- [Exercise description]:
Count the lines below that contain the word "name". Give only the number.

- [Information shown]:

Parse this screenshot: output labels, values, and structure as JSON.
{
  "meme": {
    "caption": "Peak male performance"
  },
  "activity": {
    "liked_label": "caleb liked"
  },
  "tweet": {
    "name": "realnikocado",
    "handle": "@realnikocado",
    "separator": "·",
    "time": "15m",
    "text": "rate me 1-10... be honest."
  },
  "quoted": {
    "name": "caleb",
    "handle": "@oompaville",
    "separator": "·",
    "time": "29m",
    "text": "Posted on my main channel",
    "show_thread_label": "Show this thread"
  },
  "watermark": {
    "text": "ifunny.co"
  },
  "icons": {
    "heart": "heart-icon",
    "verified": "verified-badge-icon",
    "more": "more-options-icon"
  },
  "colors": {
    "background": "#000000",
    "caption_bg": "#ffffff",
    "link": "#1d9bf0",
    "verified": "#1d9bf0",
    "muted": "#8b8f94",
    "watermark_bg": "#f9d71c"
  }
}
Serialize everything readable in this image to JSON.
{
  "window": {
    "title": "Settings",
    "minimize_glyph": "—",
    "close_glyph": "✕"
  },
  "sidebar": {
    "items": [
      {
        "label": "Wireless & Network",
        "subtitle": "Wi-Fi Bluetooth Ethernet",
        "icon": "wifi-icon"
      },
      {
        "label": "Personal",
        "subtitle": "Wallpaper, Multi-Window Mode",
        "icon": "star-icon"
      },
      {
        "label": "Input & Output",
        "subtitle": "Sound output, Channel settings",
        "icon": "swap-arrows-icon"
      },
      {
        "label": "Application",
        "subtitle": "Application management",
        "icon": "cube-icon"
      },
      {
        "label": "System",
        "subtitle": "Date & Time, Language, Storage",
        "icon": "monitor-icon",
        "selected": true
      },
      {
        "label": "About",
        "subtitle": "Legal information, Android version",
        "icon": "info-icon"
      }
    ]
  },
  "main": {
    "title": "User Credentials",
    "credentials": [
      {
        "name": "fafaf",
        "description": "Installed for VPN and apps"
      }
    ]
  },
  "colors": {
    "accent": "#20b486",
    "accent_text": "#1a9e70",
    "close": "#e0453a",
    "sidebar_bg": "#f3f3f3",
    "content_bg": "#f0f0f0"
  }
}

--

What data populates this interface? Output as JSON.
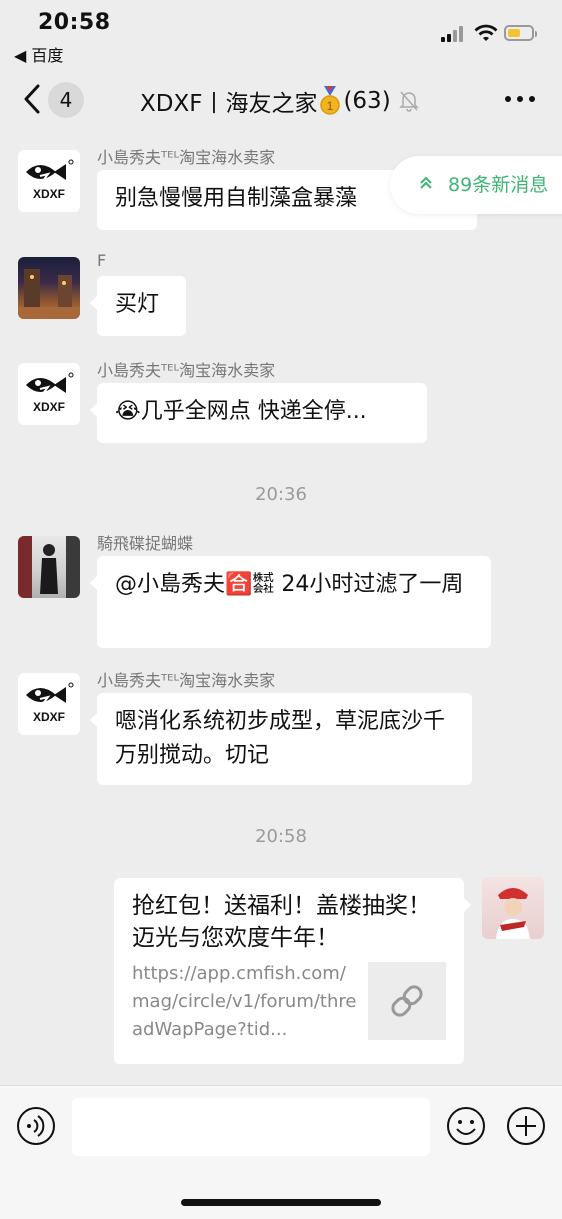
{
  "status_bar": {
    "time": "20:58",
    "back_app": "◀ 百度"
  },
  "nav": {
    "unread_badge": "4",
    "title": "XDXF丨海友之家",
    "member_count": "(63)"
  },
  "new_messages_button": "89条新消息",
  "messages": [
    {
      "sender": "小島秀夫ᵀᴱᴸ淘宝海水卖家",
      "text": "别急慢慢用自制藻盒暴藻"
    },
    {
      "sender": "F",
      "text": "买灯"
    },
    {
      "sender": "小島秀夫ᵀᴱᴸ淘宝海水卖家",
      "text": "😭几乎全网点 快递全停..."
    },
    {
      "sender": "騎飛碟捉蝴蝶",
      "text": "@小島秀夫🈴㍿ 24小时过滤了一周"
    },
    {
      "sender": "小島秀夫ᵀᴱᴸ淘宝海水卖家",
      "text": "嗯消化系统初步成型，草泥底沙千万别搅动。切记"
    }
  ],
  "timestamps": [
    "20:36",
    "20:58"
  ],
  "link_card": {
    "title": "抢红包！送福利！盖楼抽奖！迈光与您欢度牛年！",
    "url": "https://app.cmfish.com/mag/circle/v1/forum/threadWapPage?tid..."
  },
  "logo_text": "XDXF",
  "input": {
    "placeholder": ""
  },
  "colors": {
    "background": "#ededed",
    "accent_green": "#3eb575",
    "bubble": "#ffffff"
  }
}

- [Expected answer]:
3